• [SET EXERCISE]
The listing below should be written out exactly; please include all of it.

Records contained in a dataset
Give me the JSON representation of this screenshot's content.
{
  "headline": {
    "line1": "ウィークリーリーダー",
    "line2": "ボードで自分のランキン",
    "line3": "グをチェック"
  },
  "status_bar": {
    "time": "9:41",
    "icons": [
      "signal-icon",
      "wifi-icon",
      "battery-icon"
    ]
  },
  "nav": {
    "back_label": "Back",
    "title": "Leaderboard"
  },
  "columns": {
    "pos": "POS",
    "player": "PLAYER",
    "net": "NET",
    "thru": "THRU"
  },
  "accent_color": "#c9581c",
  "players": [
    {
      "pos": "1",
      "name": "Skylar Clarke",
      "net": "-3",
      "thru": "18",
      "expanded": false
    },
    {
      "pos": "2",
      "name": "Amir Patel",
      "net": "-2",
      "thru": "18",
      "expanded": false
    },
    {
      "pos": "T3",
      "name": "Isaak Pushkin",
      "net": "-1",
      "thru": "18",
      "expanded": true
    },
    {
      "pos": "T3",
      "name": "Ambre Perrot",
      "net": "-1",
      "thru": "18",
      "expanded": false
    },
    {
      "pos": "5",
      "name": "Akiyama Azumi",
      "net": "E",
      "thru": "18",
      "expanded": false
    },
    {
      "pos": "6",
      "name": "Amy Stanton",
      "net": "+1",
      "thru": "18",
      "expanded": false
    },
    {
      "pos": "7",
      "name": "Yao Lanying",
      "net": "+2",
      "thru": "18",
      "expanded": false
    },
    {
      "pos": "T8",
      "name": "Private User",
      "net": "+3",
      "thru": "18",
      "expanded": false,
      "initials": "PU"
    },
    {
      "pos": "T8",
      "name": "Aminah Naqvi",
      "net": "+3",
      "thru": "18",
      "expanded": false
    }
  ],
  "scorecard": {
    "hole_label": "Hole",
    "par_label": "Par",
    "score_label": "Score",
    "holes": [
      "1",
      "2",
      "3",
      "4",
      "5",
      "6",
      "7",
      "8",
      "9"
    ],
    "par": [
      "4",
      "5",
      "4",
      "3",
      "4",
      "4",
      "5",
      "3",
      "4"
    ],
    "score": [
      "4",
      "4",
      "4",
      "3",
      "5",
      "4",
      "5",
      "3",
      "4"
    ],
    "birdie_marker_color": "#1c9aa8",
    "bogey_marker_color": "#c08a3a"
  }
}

• [ANSWER]
Give me the JSON representation of this screenshot's content.
{
  "headline": {
    "line1": "ウィークリーリーダー",
    "line2": "ボードで自分のランキン",
    "line3": "グをチェック"
  },
  "status_bar": {
    "time": "9:41",
    "icons": [
      "signal-icon",
      "wifi-icon",
      "battery-icon"
    ]
  },
  "nav": {
    "back_label": "Back",
    "title": "Leaderboard"
  },
  "columns": {
    "pos": "POS",
    "player": "PLAYER",
    "net": "NET",
    "thru": "THRU"
  },
  "accent_color": "#c9581c",
  "players": [
    {
      "pos": "1",
      "name": "Skylar Clarke",
      "net": "-3",
      "thru": "18",
      "expanded": false
    },
    {
      "pos": "2",
      "name": "Amir Patel",
      "net": "-2",
      "thru": "18",
      "expanded": false
    },
    {
      "pos": "T3",
      "name": "Isaak Pushkin",
      "net": "-1",
      "thru": "18",
      "expanded": true
    },
    {
      "pos": "T3",
      "name": "Ambre Perrot",
      "net": "-1",
      "thru": "18",
      "expanded": false
    },
    {
      "pos": "5",
      "name": "Akiyama Azumi",
      "net": "E",
      "thru": "18",
      "expanded": false
    },
    {
      "pos": "6",
      "name": "Amy Stanton",
      "net": "+1",
      "thru": "18",
      "expanded": false
    },
    {
      "pos": "7",
      "name": "Yao Lanying",
      "net": "+2",
      "thru": "18",
      "expanded": false
    },
    {
      "pos": "T8",
      "name": "Private User",
      "net": "+3",
      "thru": "18",
      "expanded": false,
      "initials": "PU"
    },
    {
      "pos": "T8",
      "name": "Aminah Naqvi",
      "net": "+3",
      "thru": "18",
      "expanded": false
    }
  ],
  "scorecard": {
    "hole_label": "Hole",
    "par_label": "Par",
    "score_label": "Score",
    "holes": [
      "1",
      "2",
      "3",
      "4",
      "5",
      "6",
      "7",
      "8",
      "9"
    ],
    "par": [
      "4",
      "5",
      "4",
      "3",
      "4",
      "4",
      "5",
      "3",
      "4"
    ],
    "score": [
      "4",
      "4",
      "4",
      "3",
      "5",
      "4",
      "5",
      "3",
      "4"
    ],
    "birdie_marker_color": "#1c9aa8",
    "bogey_marker_color": "#c08a3a"
  }
}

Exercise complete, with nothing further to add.